— Start of Exercise material —

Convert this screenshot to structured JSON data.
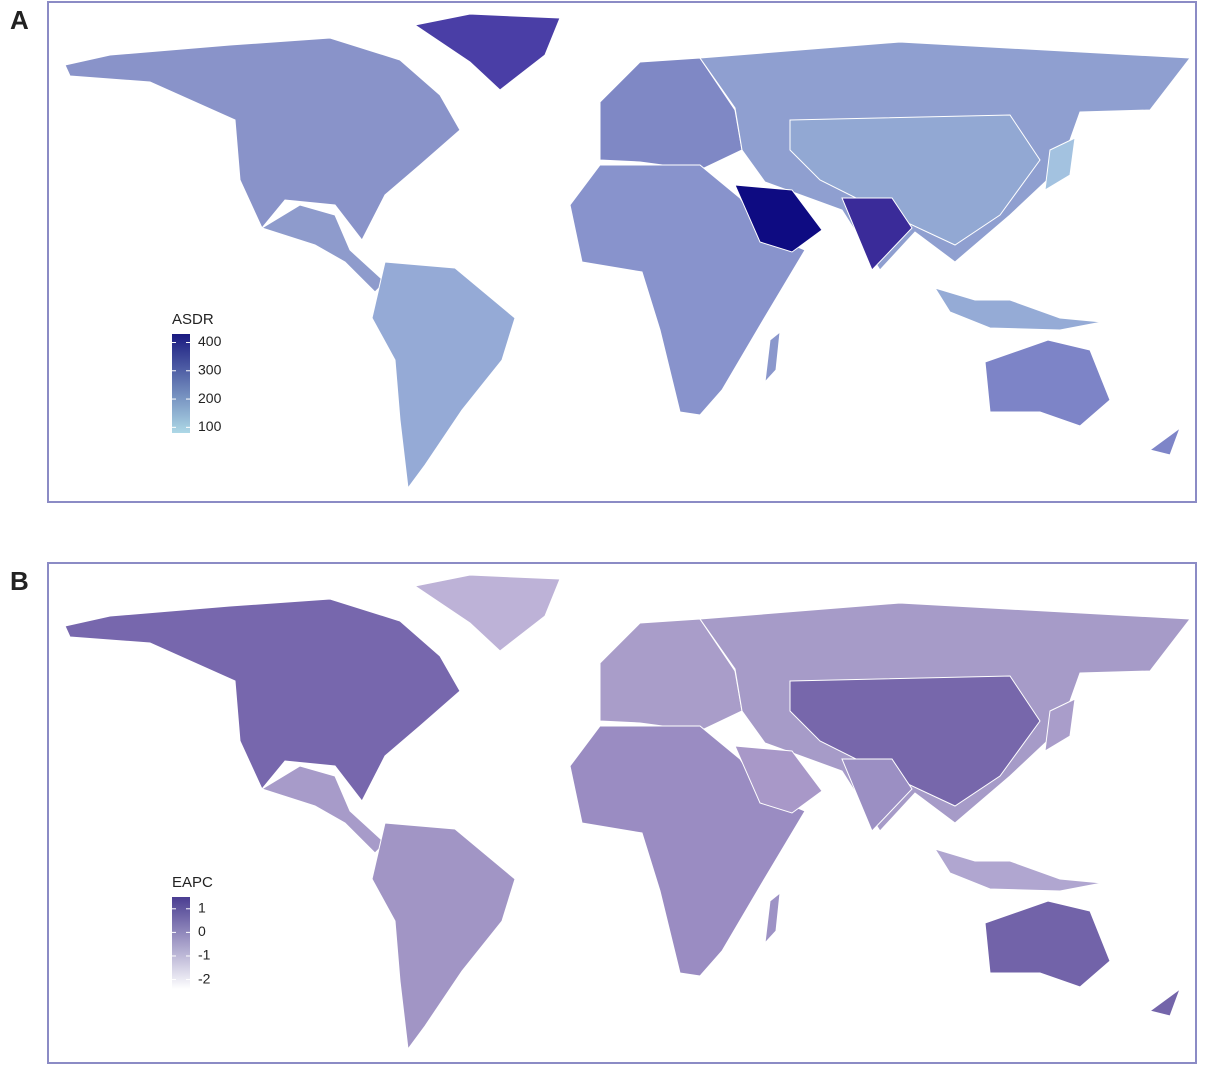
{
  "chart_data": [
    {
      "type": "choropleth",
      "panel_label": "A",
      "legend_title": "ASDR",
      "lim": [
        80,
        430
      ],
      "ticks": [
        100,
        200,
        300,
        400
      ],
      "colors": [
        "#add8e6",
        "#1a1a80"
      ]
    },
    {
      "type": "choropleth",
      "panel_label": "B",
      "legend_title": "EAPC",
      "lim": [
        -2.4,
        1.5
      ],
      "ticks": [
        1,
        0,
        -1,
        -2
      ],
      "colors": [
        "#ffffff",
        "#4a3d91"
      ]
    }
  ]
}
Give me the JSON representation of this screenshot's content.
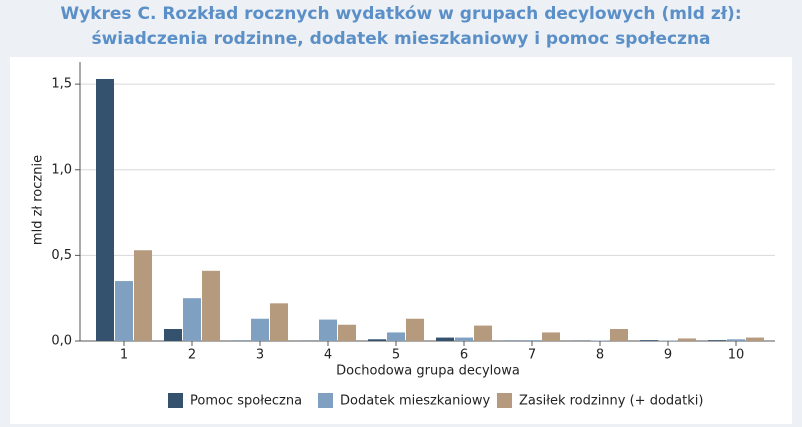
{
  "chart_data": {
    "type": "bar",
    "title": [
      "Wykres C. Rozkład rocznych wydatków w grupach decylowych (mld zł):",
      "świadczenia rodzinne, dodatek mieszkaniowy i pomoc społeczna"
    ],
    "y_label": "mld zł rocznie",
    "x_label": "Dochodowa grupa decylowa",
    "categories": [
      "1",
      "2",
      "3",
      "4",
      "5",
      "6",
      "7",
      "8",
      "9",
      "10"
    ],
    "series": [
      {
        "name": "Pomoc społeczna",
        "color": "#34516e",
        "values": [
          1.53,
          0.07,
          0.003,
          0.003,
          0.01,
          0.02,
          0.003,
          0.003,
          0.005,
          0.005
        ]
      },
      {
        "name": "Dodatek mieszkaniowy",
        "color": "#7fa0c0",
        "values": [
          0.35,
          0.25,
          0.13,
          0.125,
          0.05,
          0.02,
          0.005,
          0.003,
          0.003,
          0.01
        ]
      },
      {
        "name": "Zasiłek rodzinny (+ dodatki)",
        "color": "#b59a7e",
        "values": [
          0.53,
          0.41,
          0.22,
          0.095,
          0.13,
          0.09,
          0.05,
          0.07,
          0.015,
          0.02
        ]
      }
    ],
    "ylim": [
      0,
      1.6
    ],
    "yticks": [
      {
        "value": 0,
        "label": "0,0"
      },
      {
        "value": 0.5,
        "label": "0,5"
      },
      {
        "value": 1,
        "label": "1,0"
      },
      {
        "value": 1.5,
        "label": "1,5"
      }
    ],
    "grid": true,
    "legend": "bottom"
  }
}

— End of Exercise material —

Quote the records above exactly, leaving out any pictures.

> Task response:
Convert this screenshot to structured JSON data.
{
  "chart_data": [
    {
      "type": "choropleth",
      "panel_label": "A",
      "legend_title": "ASDR",
      "lim": [
        80,
        430
      ],
      "ticks": [
        100,
        200,
        300,
        400
      ],
      "colors": [
        "#add8e6",
        "#1a1a80"
      ]
    },
    {
      "type": "choropleth",
      "panel_label": "B",
      "legend_title": "EAPC",
      "lim": [
        -2.4,
        1.5
      ],
      "ticks": [
        1,
        0,
        -1,
        -2
      ],
      "colors": [
        "#ffffff",
        "#4a3d91"
      ]
    }
  ]
}
Give me the JSON representation of this screenshot's content.
{
  "chart_data": {
    "type": "bar",
    "title": [
      "Wykres C. Rozkład rocznych wydatków w grupach decylowych (mld zł):",
      "świadczenia rodzinne, dodatek mieszkaniowy i pomoc społeczna"
    ],
    "y_label": "mld zł rocznie",
    "x_label": "Dochodowa grupa decylowa",
    "categories": [
      "1",
      "2",
      "3",
      "4",
      "5",
      "6",
      "7",
      "8",
      "9",
      "10"
    ],
    "series": [
      {
        "name": "Pomoc społeczna",
        "color": "#34516e",
        "values": [
          1.53,
          0.07,
          0.003,
          0.003,
          0.01,
          0.02,
          0.003,
          0.003,
          0.005,
          0.005
        ]
      },
      {
        "name": "Dodatek mieszkaniowy",
        "color": "#7fa0c0",
        "values": [
          0.35,
          0.25,
          0.13,
          0.125,
          0.05,
          0.02,
          0.005,
          0.003,
          0.003,
          0.01
        ]
      },
      {
        "name": "Zasiłek rodzinny (+ dodatki)",
        "color": "#b59a7e",
        "values": [
          0.53,
          0.41,
          0.22,
          0.095,
          0.13,
          0.09,
          0.05,
          0.07,
          0.015,
          0.02
        ]
      }
    ],
    "ylim": [
      0,
      1.6
    ],
    "yticks": [
      {
        "value": 0,
        "label": "0,0"
      },
      {
        "value": 0.5,
        "label": "0,5"
      },
      {
        "value": 1,
        "label": "1,0"
      },
      {
        "value": 1.5,
        "label": "1,5"
      }
    ],
    "grid": true,
    "legend": "bottom"
  }
}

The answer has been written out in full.